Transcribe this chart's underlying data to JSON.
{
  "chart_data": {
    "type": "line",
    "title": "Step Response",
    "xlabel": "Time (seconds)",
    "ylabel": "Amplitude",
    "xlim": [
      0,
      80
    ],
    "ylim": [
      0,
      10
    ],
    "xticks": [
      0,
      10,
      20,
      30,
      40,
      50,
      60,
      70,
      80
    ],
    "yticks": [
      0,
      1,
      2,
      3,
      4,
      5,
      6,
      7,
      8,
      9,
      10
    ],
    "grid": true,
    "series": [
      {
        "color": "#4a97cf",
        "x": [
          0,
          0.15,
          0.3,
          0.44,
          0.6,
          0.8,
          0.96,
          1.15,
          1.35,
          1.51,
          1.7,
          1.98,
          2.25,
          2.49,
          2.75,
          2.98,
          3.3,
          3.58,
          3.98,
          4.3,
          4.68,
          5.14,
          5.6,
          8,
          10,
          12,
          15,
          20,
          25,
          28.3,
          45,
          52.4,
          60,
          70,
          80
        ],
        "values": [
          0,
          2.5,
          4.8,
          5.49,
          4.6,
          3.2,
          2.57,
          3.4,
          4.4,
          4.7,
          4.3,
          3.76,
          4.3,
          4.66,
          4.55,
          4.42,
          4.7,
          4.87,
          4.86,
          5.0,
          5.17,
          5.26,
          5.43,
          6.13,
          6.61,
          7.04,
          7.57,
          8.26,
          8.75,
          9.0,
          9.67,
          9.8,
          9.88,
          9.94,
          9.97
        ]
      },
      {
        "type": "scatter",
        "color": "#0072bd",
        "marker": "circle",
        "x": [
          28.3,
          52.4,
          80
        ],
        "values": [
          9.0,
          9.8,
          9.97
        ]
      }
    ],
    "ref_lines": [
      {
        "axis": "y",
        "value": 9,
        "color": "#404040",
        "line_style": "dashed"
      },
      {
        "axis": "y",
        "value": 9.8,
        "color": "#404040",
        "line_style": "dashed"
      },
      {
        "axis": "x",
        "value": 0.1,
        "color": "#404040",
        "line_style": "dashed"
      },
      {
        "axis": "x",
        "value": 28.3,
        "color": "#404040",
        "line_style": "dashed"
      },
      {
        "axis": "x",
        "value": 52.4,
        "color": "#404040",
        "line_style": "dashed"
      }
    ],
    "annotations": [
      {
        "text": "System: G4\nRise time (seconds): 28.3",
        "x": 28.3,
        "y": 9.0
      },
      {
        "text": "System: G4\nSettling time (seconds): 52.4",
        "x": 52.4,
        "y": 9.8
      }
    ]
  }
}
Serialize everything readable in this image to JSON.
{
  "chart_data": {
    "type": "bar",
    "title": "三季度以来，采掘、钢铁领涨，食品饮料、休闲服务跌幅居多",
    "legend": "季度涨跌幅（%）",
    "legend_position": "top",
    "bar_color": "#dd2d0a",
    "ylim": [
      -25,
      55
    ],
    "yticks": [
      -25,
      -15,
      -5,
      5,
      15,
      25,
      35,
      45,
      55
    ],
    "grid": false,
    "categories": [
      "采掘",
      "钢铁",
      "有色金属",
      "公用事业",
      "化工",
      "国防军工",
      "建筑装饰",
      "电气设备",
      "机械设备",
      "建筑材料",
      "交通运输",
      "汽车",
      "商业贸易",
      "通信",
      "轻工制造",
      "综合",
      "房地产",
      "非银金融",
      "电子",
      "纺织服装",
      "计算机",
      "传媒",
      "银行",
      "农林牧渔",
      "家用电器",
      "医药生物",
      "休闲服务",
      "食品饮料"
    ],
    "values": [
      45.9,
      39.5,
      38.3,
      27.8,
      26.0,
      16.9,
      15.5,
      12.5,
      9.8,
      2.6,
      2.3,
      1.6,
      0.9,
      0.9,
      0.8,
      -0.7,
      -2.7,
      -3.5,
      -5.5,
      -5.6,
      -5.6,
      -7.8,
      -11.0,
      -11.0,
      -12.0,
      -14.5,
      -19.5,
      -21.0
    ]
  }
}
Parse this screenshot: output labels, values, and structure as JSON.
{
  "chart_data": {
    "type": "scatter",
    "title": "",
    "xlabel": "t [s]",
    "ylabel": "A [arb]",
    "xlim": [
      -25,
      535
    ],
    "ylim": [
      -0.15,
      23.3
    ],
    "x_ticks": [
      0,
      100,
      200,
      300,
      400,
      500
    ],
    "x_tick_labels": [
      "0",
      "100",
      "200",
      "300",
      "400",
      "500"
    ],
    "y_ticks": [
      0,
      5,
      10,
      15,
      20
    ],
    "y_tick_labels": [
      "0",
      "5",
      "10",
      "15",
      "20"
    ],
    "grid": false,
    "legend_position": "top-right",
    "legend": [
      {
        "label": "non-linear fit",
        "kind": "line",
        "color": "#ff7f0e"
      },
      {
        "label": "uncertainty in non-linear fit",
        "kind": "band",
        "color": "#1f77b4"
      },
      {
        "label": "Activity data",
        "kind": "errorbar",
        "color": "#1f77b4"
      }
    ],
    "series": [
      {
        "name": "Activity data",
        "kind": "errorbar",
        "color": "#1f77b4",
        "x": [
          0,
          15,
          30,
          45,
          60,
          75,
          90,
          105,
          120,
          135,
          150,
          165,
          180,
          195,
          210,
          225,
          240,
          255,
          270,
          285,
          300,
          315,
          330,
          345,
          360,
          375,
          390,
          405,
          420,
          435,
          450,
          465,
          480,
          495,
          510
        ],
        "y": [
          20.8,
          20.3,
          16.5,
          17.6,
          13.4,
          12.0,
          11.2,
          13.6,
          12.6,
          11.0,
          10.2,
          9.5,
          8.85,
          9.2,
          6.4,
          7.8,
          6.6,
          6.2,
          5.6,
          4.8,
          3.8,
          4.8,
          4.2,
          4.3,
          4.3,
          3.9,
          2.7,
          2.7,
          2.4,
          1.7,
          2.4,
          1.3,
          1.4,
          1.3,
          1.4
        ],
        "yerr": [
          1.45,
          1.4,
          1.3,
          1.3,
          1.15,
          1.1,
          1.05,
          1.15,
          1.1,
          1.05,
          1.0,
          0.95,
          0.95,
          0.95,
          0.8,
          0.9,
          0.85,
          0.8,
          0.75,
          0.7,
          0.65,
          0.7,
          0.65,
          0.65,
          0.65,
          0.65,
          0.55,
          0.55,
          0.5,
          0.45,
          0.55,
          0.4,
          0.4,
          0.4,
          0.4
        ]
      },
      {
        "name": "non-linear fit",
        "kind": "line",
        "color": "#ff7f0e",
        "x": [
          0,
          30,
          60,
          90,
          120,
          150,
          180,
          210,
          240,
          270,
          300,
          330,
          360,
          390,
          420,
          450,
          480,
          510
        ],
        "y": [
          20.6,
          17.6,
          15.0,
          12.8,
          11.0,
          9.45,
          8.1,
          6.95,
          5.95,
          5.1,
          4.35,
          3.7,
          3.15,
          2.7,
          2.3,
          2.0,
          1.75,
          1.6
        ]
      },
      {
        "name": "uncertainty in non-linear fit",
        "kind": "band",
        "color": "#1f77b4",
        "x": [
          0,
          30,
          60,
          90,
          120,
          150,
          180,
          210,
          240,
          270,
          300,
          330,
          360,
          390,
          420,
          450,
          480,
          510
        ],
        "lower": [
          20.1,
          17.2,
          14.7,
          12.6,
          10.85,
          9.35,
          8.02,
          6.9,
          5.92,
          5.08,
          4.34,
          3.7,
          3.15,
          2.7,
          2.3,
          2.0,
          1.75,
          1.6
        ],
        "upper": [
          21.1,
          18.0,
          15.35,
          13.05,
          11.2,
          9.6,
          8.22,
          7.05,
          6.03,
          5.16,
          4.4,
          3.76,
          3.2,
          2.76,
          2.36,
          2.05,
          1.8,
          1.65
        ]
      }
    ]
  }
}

● ● ● ●

WHAT THIS TASK INVOLVES -> Extract all the material, leaving every line as it is.

REPLY TO THE EXERCISE ->
Transcribe this chart's underlying data to JSON.
{
  "chart_data": {
    "type": "line",
    "title": "Step Response",
    "xlabel": "Time (seconds)",
    "ylabel": "Amplitude",
    "xlim": [
      0,
      80
    ],
    "ylim": [
      0,
      10
    ],
    "xticks": [
      0,
      10,
      20,
      30,
      40,
      50,
      60,
      70,
      80
    ],
    "yticks": [
      0,
      1,
      2,
      3,
      4,
      5,
      6,
      7,
      8,
      9,
      10
    ],
    "grid": true,
    "series": [
      {
        "color": "#4a97cf",
        "x": [
          0,
          0.15,
          0.3,
          0.44,
          0.6,
          0.8,
          0.96,
          1.15,
          1.35,
          1.51,
          1.7,
          1.98,
          2.25,
          2.49,
          2.75,
          2.98,
          3.3,
          3.58,
          3.98,
          4.3,
          4.68,
          5.14,
          5.6,
          8,
          10,
          12,
          15,
          20,
          25,
          28.3,
          45,
          52.4,
          60,
          70,
          80
        ],
        "values": [
          0,
          2.5,
          4.8,
          5.49,
          4.6,
          3.2,
          2.57,
          3.4,
          4.4,
          4.7,
          4.3,
          3.76,
          4.3,
          4.66,
          4.55,
          4.42,
          4.7,
          4.87,
          4.86,
          5.0,
          5.17,
          5.26,
          5.43,
          6.13,
          6.61,
          7.04,
          7.57,
          8.26,
          8.75,
          9.0,
          9.67,
          9.8,
          9.88,
          9.94,
          9.97
        ]
      },
      {
        "type": "scatter",
        "color": "#0072bd",
        "marker": "circle",
        "x": [
          28.3,
          52.4,
          80
        ],
        "values": [
          9.0,
          9.8,
          9.97
        ]
      }
    ],
    "ref_lines": [
      {
        "axis": "y",
        "value": 9,
        "color": "#404040",
        "line_style": "dashed"
      },
      {
        "axis": "y",
        "value": 9.8,
        "color": "#404040",
        "line_style": "dashed"
      },
      {
        "axis": "x",
        "value": 0.1,
        "color": "#404040",
        "line_style": "dashed"
      },
      {
        "axis": "x",
        "value": 28.3,
        "color": "#404040",
        "line_style": "dashed"
      },
      {
        "axis": "x",
        "value": 52.4,
        "color": "#404040",
        "line_style": "dashed"
      }
    ],
    "annotations": [
      {
        "text": "System: G4\nRise time (seconds): 28.3",
        "x": 28.3,
        "y": 9.0
      },
      {
        "text": "System: G4\nSettling time (seconds): 52.4",
        "x": 52.4,
        "y": 9.8
      }
    ]
  }
}
Serialize everything readable in this image to JSON.
{
  "chart_data": {
    "type": "bar",
    "title": "三季度以来，采掘、钢铁领涨，食品饮料、休闲服务跌幅居多",
    "legend": "季度涨跌幅（%）",
    "legend_position": "top",
    "bar_color": "#dd2d0a",
    "ylim": [
      -25,
      55
    ],
    "yticks": [
      -25,
      -15,
      -5,
      5,
      15,
      25,
      35,
      45,
      55
    ],
    "grid": false,
    "categories": [
      "采掘",
      "钢铁",
      "有色金属",
      "公用事业",
      "化工",
      "国防军工",
      "建筑装饰",
      "电气设备",
      "机械设备",
      "建筑材料",
      "交通运输",
      "汽车",
      "商业贸易",
      "通信",
      "轻工制造",
      "综合",
      "房地产",
      "非银金融",
      "电子",
      "纺织服装",
      "计算机",
      "传媒",
      "银行",
      "农林牧渔",
      "家用电器",
      "医药生物",
      "休闲服务",
      "食品饮料"
    ],
    "values": [
      45.9,
      39.5,
      38.3,
      27.8,
      26.0,
      16.9,
      15.5,
      12.5,
      9.8,
      2.6,
      2.3,
      1.6,
      0.9,
      0.9,
      0.8,
      -0.7,
      -2.7,
      -3.5,
      -5.5,
      -5.6,
      -5.6,
      -7.8,
      -11.0,
      -11.0,
      -12.0,
      -14.5,
      -19.5,
      -21.0
    ]
  }
}
Parse this screenshot: output labels, values, and structure as JSON.
{
  "chart_data": {
    "type": "scatter",
    "title": "",
    "xlabel": "t [s]",
    "ylabel": "A [arb]",
    "xlim": [
      -25,
      535
    ],
    "ylim": [
      -0.15,
      23.3
    ],
    "x_ticks": [
      0,
      100,
      200,
      300,
      400,
      500
    ],
    "x_tick_labels": [
      "0",
      "100",
      "200",
      "300",
      "400",
      "500"
    ],
    "y_ticks": [
      0,
      5,
      10,
      15,
      20
    ],
    "y_tick_labels": [
      "0",
      "5",
      "10",
      "15",
      "20"
    ],
    "grid": false,
    "legend_position": "top-right",
    "legend": [
      {
        "label": "non-linear fit",
        "kind": "line",
        "color": "#ff7f0e"
      },
      {
        "label": "uncertainty in non-linear fit",
        "kind": "band",
        "color": "#1f77b4"
      },
      {
        "label": "Activity data",
        "kind": "errorbar",
        "color": "#1f77b4"
      }
    ],
    "series": [
      {
        "name": "Activity data",
        "kind": "errorbar",
        "color": "#1f77b4",
        "x": [
          0,
          15,
          30,
          45,
          60,
          75,
          90,
          105,
          120,
          135,
          150,
          165,
          180,
          195,
          210,
          225,
          240,
          255,
          270,
          285,
          300,
          315,
          330,
          345,
          360,
          375,
          390,
          405,
          420,
          435,
          450,
          465,
          480,
          495,
          510
        ],
        "y": [
          20.8,
          20.3,
          16.5,
          17.6,
          13.4,
          12.0,
          11.2,
          13.6,
          12.6,
          11.0,
          10.2,
          9.5,
          8.85,
          9.2,
          6.4,
          7.8,
          6.6,
          6.2,
          5.6,
          4.8,
          3.8,
          4.8,
          4.2,
          4.3,
          4.3,
          3.9,
          2.7,
          2.7,
          2.4,
          1.7,
          2.4,
          1.3,
          1.4,
          1.3,
          1.4
        ],
        "yerr": [
          1.45,
          1.4,
          1.3,
          1.3,
          1.15,
          1.1,
          1.05,
          1.15,
          1.1,
          1.05,
          1.0,
          0.95,
          0.95,
          0.95,
          0.8,
          0.9,
          0.85,
          0.8,
          0.75,
          0.7,
          0.65,
          0.7,
          0.65,
          0.65,
          0.65,
          0.65,
          0.55,
          0.55,
          0.5,
          0.45,
          0.55,
          0.4,
          0.4,
          0.4,
          0.4
        ]
      },
      {
        "name": "non-linear fit",
        "kind": "line",
        "color": "#ff7f0e",
        "x": [
          0,
          30,
          60,
          90,
          120,
          150,
          180,
          210,
          240,
          270,
          300,
          330,
          360,
          390,
          420,
          450,
          480,
          510
        ],
        "y": [
          20.6,
          17.6,
          15.0,
          12.8,
          11.0,
          9.45,
          8.1,
          6.95,
          5.95,
          5.1,
          4.35,
          3.7,
          3.15,
          2.7,
          2.3,
          2.0,
          1.75,
          1.6
        ]
      },
      {
        "name": "uncertainty in non-linear fit",
        "kind": "band",
        "color": "#1f77b4",
        "x": [
          0,
          30,
          60,
          90,
          120,
          150,
          180,
          210,
          240,
          270,
          300,
          330,
          360,
          390,
          420,
          450,
          480,
          510
        ],
        "lower": [
          20.1,
          17.2,
          14.7,
          12.6,
          10.85,
          9.35,
          8.02,
          6.9,
          5.92,
          5.08,
          4.34,
          3.7,
          3.15,
          2.7,
          2.3,
          2.0,
          1.75,
          1.6
        ],
        "upper": [
          21.1,
          18.0,
          15.35,
          13.05,
          11.2,
          9.6,
          8.22,
          7.05,
          6.03,
          5.16,
          4.4,
          3.76,
          3.2,
          2.76,
          2.36,
          2.05,
          1.8,
          1.65
        ]
      }
    ]
  }
}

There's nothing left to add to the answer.